• Figure dataset records:
◆ ◆ ◆ ◆ ◆ ◆ ◆

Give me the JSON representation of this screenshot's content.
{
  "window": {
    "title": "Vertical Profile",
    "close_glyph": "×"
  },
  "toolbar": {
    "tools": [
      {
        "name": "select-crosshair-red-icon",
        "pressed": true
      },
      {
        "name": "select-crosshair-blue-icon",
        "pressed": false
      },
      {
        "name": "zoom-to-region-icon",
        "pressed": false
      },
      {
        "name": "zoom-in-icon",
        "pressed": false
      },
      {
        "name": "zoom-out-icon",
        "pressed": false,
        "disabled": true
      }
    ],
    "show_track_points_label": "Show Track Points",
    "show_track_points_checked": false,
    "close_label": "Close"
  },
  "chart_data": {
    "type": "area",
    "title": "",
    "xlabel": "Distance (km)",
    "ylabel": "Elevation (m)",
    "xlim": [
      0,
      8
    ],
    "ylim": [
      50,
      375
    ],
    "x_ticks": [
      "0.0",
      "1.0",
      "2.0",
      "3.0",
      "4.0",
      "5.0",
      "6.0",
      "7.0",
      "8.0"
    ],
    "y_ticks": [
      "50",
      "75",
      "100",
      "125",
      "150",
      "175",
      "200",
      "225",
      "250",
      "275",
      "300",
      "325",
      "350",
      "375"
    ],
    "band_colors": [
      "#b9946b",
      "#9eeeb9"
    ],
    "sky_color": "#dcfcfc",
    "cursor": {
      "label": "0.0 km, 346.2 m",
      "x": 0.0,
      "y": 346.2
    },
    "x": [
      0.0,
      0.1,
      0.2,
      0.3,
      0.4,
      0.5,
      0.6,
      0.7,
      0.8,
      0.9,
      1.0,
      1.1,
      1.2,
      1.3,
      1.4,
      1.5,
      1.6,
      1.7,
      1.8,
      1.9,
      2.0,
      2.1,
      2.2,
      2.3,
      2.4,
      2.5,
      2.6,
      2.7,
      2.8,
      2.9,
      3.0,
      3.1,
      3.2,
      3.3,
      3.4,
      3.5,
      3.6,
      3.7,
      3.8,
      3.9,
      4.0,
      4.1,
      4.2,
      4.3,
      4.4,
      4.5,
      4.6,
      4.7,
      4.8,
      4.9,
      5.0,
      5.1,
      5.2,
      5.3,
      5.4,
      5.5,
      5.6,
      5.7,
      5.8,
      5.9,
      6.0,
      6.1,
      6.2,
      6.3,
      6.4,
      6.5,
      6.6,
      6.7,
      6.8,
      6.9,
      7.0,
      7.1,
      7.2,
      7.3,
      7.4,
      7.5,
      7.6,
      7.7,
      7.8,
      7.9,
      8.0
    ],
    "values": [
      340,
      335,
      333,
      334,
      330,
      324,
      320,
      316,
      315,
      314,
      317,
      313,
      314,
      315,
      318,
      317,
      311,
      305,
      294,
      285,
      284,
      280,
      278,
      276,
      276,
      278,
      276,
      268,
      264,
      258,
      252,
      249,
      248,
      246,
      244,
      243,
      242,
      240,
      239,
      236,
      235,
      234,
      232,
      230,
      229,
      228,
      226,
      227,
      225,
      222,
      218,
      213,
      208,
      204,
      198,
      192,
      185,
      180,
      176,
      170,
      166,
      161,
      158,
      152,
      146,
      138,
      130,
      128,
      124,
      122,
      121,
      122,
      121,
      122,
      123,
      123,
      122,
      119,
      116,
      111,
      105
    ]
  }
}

◆ ◆ ◆ ◆ ◆ ◆ ◆

• DESCRIPTION OF THE TASK: Copy each line of the data that contains the word "zoom".

• EXERCISE RESULT:
        "name": "zoom-to-region-icon",
        "name": "zoom-in-icon",
        "name": "zoom-out-icon",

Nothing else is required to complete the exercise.